▶ [WRITTEN PROBLEM]: Select all lines in the records that include "бюджеты".

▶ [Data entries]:
++++++++

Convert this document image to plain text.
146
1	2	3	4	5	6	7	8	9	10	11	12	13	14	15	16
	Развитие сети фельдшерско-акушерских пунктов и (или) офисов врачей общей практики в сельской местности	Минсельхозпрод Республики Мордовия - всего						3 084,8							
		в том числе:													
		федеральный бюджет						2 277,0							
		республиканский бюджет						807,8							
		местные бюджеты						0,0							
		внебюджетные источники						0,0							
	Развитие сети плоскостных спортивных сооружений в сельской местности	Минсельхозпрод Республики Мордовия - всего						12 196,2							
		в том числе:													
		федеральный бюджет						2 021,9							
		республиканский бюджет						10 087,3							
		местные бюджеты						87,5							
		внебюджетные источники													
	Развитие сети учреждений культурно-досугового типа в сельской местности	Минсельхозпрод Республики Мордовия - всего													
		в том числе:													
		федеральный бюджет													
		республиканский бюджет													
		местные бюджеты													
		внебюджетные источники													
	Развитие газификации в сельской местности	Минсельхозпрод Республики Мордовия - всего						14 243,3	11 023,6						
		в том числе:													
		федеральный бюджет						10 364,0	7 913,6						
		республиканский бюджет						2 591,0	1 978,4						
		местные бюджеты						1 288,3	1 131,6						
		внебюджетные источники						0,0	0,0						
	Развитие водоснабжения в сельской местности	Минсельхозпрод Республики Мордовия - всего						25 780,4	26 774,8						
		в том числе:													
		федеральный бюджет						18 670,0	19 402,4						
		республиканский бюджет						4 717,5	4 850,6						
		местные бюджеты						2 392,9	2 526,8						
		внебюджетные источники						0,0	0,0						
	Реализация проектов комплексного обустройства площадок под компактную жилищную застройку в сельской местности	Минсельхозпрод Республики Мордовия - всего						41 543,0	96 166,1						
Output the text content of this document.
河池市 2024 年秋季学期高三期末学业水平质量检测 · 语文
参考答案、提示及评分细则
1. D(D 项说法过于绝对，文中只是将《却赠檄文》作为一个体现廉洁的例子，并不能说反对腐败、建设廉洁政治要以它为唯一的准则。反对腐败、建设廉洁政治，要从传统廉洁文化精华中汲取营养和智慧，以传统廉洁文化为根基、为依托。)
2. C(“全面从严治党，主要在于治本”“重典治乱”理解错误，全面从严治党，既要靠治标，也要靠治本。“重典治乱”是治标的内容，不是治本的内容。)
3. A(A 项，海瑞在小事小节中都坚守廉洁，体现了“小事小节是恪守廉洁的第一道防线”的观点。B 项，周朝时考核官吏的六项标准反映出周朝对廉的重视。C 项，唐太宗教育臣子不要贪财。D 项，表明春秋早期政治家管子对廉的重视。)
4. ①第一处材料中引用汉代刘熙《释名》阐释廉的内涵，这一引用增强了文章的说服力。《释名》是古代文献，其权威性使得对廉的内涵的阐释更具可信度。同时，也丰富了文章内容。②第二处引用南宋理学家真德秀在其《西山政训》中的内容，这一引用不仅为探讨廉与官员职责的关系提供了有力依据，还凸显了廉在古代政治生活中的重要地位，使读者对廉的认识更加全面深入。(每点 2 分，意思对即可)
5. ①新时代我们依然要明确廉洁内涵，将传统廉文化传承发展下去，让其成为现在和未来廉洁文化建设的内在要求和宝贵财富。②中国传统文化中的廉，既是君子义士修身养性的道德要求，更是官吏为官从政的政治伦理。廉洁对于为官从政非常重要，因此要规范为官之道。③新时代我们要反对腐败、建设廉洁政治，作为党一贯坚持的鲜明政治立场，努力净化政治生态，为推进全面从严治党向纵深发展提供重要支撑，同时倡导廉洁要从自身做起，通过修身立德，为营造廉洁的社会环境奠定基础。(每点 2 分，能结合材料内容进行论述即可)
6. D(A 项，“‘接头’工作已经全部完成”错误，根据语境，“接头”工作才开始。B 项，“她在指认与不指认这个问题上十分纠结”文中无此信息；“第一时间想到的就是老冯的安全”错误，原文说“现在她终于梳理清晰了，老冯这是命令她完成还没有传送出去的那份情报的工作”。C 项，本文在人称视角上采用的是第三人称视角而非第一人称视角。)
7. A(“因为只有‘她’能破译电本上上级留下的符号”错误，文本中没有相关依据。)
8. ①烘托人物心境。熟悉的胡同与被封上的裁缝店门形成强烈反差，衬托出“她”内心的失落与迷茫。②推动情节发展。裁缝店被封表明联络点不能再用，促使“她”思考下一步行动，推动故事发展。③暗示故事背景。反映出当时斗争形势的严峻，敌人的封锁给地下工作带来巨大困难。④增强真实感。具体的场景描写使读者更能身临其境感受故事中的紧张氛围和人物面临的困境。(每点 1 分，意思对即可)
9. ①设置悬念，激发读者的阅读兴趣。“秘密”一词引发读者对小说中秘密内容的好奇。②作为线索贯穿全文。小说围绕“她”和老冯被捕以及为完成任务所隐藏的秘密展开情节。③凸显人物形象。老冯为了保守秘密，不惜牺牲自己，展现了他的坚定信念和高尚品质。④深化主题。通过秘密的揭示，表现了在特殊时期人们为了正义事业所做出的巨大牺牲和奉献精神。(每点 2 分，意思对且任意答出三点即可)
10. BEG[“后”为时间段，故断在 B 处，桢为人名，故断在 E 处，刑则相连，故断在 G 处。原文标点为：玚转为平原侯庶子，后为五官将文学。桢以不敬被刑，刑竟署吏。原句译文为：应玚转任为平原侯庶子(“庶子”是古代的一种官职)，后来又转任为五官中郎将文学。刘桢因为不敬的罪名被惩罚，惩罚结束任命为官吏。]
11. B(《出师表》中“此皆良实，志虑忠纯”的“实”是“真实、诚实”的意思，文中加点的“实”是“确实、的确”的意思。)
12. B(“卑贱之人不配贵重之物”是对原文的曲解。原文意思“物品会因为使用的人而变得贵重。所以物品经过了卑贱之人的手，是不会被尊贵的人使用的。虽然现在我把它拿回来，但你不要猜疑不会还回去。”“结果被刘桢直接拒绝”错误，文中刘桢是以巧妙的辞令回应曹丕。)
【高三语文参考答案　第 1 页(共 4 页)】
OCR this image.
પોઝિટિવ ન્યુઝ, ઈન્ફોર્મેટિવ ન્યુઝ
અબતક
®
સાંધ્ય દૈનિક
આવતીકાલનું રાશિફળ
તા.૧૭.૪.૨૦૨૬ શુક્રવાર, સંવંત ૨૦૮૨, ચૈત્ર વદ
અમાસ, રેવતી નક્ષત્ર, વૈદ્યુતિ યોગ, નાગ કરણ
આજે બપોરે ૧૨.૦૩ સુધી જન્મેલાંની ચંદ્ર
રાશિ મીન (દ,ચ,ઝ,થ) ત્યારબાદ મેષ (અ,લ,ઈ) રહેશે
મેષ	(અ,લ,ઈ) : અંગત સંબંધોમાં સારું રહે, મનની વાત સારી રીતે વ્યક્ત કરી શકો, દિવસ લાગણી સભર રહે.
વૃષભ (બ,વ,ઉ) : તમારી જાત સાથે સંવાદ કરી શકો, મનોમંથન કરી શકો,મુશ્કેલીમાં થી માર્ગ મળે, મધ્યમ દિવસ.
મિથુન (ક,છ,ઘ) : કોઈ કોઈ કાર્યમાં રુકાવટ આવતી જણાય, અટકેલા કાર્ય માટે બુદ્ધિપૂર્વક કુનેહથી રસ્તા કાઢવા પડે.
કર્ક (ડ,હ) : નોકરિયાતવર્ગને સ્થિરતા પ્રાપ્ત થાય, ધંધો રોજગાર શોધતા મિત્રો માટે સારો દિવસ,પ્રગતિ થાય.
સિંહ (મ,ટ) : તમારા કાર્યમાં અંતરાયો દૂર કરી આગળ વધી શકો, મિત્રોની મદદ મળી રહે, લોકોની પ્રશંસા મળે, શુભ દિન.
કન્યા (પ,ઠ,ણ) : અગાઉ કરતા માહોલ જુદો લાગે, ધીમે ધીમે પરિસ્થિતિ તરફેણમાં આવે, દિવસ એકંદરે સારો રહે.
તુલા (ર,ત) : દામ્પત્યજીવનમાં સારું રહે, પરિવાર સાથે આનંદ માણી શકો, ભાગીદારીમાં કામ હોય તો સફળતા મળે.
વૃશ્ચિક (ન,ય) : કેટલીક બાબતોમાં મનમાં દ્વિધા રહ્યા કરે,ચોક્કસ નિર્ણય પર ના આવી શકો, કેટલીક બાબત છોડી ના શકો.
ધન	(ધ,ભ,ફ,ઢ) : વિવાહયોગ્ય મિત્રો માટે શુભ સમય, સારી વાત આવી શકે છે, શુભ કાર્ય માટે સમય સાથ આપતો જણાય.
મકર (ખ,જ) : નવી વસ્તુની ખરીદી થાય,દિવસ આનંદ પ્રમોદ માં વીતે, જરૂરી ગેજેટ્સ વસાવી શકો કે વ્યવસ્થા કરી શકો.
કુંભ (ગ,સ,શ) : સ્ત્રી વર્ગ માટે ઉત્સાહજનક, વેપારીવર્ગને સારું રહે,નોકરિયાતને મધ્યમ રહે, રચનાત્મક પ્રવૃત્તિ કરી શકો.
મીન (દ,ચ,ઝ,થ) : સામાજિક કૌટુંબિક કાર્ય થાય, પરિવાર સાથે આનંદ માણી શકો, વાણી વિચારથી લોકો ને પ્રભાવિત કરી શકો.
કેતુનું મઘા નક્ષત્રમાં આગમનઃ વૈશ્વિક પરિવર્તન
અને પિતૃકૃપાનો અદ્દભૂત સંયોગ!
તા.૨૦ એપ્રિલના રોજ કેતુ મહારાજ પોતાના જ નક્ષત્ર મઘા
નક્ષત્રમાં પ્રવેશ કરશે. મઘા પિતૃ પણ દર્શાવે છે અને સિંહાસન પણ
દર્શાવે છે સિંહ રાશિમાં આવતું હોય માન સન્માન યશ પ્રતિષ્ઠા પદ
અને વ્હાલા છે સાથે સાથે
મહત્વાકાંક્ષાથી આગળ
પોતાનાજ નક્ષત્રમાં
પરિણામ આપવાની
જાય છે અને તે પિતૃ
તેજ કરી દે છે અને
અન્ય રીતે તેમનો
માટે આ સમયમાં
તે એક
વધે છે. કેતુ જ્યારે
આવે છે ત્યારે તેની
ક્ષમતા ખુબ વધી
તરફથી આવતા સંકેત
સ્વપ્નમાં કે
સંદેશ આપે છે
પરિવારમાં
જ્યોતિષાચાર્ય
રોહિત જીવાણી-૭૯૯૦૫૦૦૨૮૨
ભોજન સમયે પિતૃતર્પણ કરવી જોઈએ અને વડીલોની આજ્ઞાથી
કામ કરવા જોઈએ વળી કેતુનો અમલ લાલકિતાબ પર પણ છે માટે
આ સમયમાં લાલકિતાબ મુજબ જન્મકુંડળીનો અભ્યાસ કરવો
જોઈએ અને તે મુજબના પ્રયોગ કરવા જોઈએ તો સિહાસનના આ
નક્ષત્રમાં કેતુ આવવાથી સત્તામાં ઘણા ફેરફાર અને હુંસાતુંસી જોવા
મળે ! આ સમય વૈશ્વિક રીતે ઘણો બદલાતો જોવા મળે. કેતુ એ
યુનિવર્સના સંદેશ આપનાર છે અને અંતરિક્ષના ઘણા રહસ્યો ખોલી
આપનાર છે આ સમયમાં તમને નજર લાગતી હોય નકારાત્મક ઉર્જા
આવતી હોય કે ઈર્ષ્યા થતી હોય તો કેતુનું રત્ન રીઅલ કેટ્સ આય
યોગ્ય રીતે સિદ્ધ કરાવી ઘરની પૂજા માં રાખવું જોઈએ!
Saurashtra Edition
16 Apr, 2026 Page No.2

++++++++

▶ [EXERCISE RESULT]:
		местные бюджеты						0,0							
		местные бюджеты						87,5							
		местные бюджеты													
		местные бюджеты						1 288,3	1 131,6						
		местные бюджеты						2 392,9	2 526,8						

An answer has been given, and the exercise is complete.